(Collected data entries)
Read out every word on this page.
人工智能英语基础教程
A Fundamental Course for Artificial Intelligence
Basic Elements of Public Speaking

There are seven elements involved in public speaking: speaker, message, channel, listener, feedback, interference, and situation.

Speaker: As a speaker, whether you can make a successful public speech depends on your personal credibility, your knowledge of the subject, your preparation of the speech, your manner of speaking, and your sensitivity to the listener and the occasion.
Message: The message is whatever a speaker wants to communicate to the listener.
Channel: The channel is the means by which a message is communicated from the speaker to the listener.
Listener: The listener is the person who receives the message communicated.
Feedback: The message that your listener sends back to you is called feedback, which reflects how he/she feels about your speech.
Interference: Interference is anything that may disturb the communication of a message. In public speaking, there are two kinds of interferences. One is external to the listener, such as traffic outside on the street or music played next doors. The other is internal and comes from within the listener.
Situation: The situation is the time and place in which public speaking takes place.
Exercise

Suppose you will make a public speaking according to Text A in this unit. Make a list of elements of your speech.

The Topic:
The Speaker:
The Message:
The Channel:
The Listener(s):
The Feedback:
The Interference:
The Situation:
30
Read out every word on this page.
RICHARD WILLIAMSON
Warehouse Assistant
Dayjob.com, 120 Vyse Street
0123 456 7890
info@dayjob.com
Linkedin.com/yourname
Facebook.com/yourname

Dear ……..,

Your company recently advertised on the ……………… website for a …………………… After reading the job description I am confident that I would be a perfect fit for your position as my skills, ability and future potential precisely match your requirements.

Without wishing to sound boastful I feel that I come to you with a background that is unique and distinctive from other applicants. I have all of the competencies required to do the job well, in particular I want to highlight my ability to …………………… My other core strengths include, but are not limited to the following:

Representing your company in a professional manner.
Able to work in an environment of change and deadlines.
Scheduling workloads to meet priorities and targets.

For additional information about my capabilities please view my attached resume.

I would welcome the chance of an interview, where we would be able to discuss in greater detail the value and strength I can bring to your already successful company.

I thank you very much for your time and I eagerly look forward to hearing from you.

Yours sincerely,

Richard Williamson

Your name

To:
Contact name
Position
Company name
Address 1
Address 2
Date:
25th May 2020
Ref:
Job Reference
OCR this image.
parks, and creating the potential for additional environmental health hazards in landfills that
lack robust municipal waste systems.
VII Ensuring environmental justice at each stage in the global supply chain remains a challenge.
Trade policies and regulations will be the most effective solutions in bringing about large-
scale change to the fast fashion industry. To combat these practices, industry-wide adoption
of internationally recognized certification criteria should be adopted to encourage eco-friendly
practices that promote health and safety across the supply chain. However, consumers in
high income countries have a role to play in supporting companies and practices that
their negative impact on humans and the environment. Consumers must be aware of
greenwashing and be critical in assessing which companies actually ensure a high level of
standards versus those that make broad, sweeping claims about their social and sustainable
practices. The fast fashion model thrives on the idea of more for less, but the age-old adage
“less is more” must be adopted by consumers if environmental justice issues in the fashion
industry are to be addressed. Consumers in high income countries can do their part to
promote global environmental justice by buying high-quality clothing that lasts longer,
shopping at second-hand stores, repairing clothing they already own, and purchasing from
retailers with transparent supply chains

EXERCISE REQUIREMENTS
Using the listing above, state the number of lines that hold "from", with no other text.

TASK RESPONSE
5